## Task objective:
From the listing below, copy every line with the word "name".

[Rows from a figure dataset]
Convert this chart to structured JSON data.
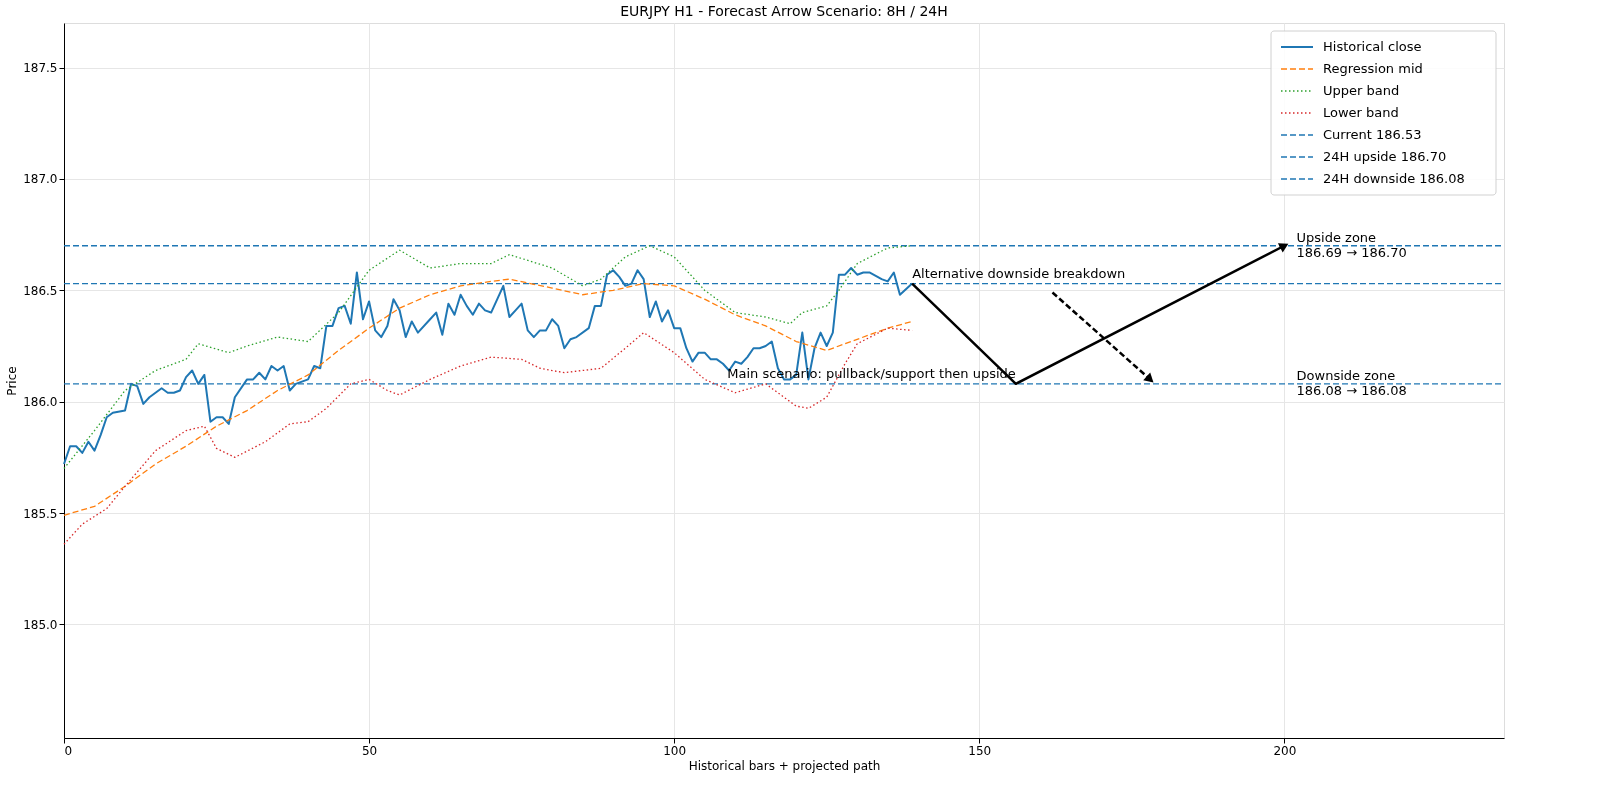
{
  "chart_data": {
    "type": "line",
    "title": "EURJPY H1 - Forecast Arrow Scenario: 8H / 24H",
    "xlabel": "Historical bars + projected path",
    "ylabel": "Price",
    "xlim": [
      0,
      236
    ],
    "xticks": [
      0,
      50,
      100,
      150,
      200
    ],
    "ylim": [
      184.49,
      187.7
    ],
    "yticks": [
      {
        "value": 185,
        "label": "185.0"
      },
      {
        "value": 185.5,
        "label": "185.5"
      },
      {
        "value": 186,
        "label": "186.0"
      },
      {
        "value": 186.5,
        "label": "186.5"
      },
      {
        "value": 187,
        "label": "187.0"
      },
      {
        "value": 187.5,
        "label": "187.5"
      }
    ],
    "grid": true,
    "legend": "top right",
    "series": [
      {
        "name": "Historical close",
        "color": "#1f77b4",
        "line_style": "solid",
        "x": [
          0,
          1,
          2,
          3,
          4,
          5,
          6,
          7,
          8,
          10,
          11,
          12,
          13,
          14,
          16,
          17,
          18,
          19,
          20,
          21,
          22,
          23,
          24,
          25,
          26,
          27,
          28,
          30,
          31,
          32,
          33,
          34,
          35,
          36,
          37,
          38,
          40,
          41,
          42,
          43,
          44,
          45,
          46,
          47,
          48,
          49,
          50,
          51,
          52,
          53,
          54,
          55,
          56,
          57,
          58,
          60,
          61,
          62,
          63,
          64,
          65,
          66,
          67,
          68,
          69,
          70,
          72,
          73,
          74,
          75,
          76,
          77,
          78,
          79,
          80,
          81,
          82,
          83,
          84,
          86,
          87,
          88,
          89,
          90,
          91,
          92,
          93,
          94,
          95,
          96,
          97,
          98,
          99,
          100,
          101,
          102,
          103,
          104,
          105,
          106,
          107,
          108,
          109,
          110,
          111,
          112,
          113,
          114,
          115,
          116,
          117,
          118,
          119,
          120,
          121,
          122,
          123,
          124,
          125,
          126,
          127,
          128,
          129,
          130,
          131,
          132,
          134,
          135,
          136,
          137,
          139
        ],
        "values": [
          185.72,
          185.8,
          185.8,
          185.77,
          185.82,
          185.78,
          185.85,
          185.93,
          185.95,
          185.96,
          186.08,
          186.07,
          185.99,
          186.02,
          186.06,
          186.04,
          186.04,
          186.05,
          186.11,
          186.14,
          186.08,
          186.12,
          185.91,
          185.93,
          185.93,
          185.9,
          186.02,
          186.1,
          186.1,
          186.13,
          186.1,
          186.16,
          186.14,
          186.16,
          186.05,
          186.08,
          186.1,
          186.16,
          186.15,
          186.34,
          186.34,
          186.42,
          186.43,
          186.35,
          186.58,
          186.37,
          186.45,
          186.32,
          186.29,
          186.34,
          186.46,
          186.41,
          186.29,
          186.36,
          186.31,
          186.37,
          186.4,
          186.3,
          186.44,
          186.39,
          186.48,
          186.43,
          186.39,
          186.44,
          186.41,
          186.4,
          186.52,
          186.38,
          186.41,
          186.44,
          186.32,
          186.29,
          186.32,
          186.32,
          186.37,
          186.34,
          186.24,
          186.28,
          186.29,
          186.33,
          186.43,
          186.43,
          186.57,
          186.59,
          186.56,
          186.52,
          186.53,
          186.59,
          186.55,
          186.38,
          186.45,
          186.36,
          186.41,
          186.33,
          186.33,
          186.24,
          186.18,
          186.22,
          186.22,
          186.19,
          186.19,
          186.17,
          186.14,
          186.18,
          186.17,
          186.2,
          186.24,
          186.24,
          186.25,
          186.27,
          186.15,
          186.1,
          186.1,
          186.12,
          186.31,
          186.1,
          186.24,
          186.31,
          186.25,
          186.31,
          186.57,
          186.57,
          186.6,
          186.57,
          186.58,
          186.58,
          186.55,
          186.54,
          186.58,
          186.48,
          186.53
        ]
      },
      {
        "name": "Regression mid",
        "color": "#ff7f0e",
        "line_style": "dashed",
        "x": [
          0,
          5,
          10,
          15,
          20,
          25,
          30,
          35,
          40,
          45,
          50,
          55,
          60,
          65,
          70,
          73,
          80,
          85,
          90,
          95,
          100,
          105,
          110,
          115,
          120,
          125,
          130,
          135,
          139
        ],
        "values": [
          185.49,
          185.53,
          185.62,
          185.72,
          185.8,
          185.89,
          185.96,
          186.05,
          186.12,
          186.23,
          186.33,
          186.42,
          186.48,
          186.52,
          186.54,
          186.55,
          186.51,
          186.48,
          186.5,
          186.53,
          186.52,
          186.46,
          186.39,
          186.34,
          186.27,
          186.23,
          186.28,
          186.33,
          186.36
        ]
      },
      {
        "name": "Upper band",
        "color": "#2ca02c",
        "line_style": "dotted",
        "x": [
          0,
          5,
          10,
          15,
          20,
          22,
          27,
          30,
          35,
          40,
          45,
          50,
          55,
          60,
          65,
          70,
          73,
          80,
          85,
          88,
          92,
          96,
          100,
          105,
          110,
          115,
          119,
          121,
          125,
          127,
          130,
          135,
          139
        ],
        "values": [
          185.7,
          185.87,
          186.05,
          186.14,
          186.19,
          186.26,
          186.22,
          186.25,
          186.29,
          186.27,
          186.4,
          186.59,
          186.68,
          186.6,
          186.62,
          186.62,
          186.66,
          186.6,
          186.52,
          186.55,
          186.65,
          186.7,
          186.65,
          186.5,
          186.4,
          186.38,
          186.35,
          186.4,
          186.43,
          186.5,
          186.62,
          186.69,
          186.7
        ]
      },
      {
        "name": "Lower band",
        "color": "#d62728",
        "line_style": "dotted",
        "x": [
          0,
          3,
          7,
          10,
          15,
          20,
          23,
          25,
          28,
          33,
          37,
          40,
          43,
          47,
          50,
          53,
          55,
          60,
          65,
          70,
          75,
          78,
          82,
          88,
          92,
          95,
          100,
          105,
          110,
          115,
          120,
          122,
          125,
          128,
          130,
          135,
          139
        ],
        "values": [
          185.36,
          185.45,
          185.52,
          185.62,
          185.78,
          185.87,
          185.89,
          185.79,
          185.75,
          185.82,
          185.9,
          185.91,
          185.97,
          186.08,
          186.1,
          186.05,
          186.03,
          186.1,
          186.16,
          186.2,
          186.19,
          186.15,
          186.13,
          186.15,
          186.24,
          186.31,
          186.22,
          186.1,
          186.04,
          186.08,
          185.98,
          185.97,
          186.02,
          186.17,
          186.26,
          186.33,
          186.32
        ]
      },
      {
        "color": "#000000",
        "line_style": "solid",
        "x": [
          139,
          156,
          200
        ],
        "values": [
          186.53,
          186.08,
          186.7
        ]
      },
      {
        "color": "#000000",
        "line_style": "dashed",
        "x": [
          162,
          178
        ],
        "values": [
          186.49,
          186.1
        ]
      }
    ],
    "ref_lines": [
      {
        "axis": "y",
        "value": 186.53,
        "label": "Current 186.53",
        "color": "#1f77b4",
        "line_style": "dashed"
      },
      {
        "axis": "y",
        "value": 186.7,
        "label": "24H upside 186.70",
        "color": "#1f77b4",
        "line_style": "dashed"
      },
      {
        "axis": "y",
        "value": 186.08,
        "label": "24H downside 186.08",
        "color": "#1f77b4",
        "line_style": "dashed"
      }
    ],
    "annotations": [
      {
        "text": "Main scenario: pullback/support then upside",
        "x": 156,
        "y": 186.1
      },
      {
        "text": "Alternative downside breakdown",
        "x": 139,
        "y": 186.55
      },
      {
        "text": "Upside zone\n186.69 → 186.70",
        "x": 202,
        "y": 186.7
      },
      {
        "text": "Downside zone\n186.08 → 186.08",
        "x": 202,
        "y": 186.08
      }
    ]
  }
}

## Full output:
        "name": "Historical close",
        "name": "Regression mid",
        "name": "Upper band",
        "name": "Lower band",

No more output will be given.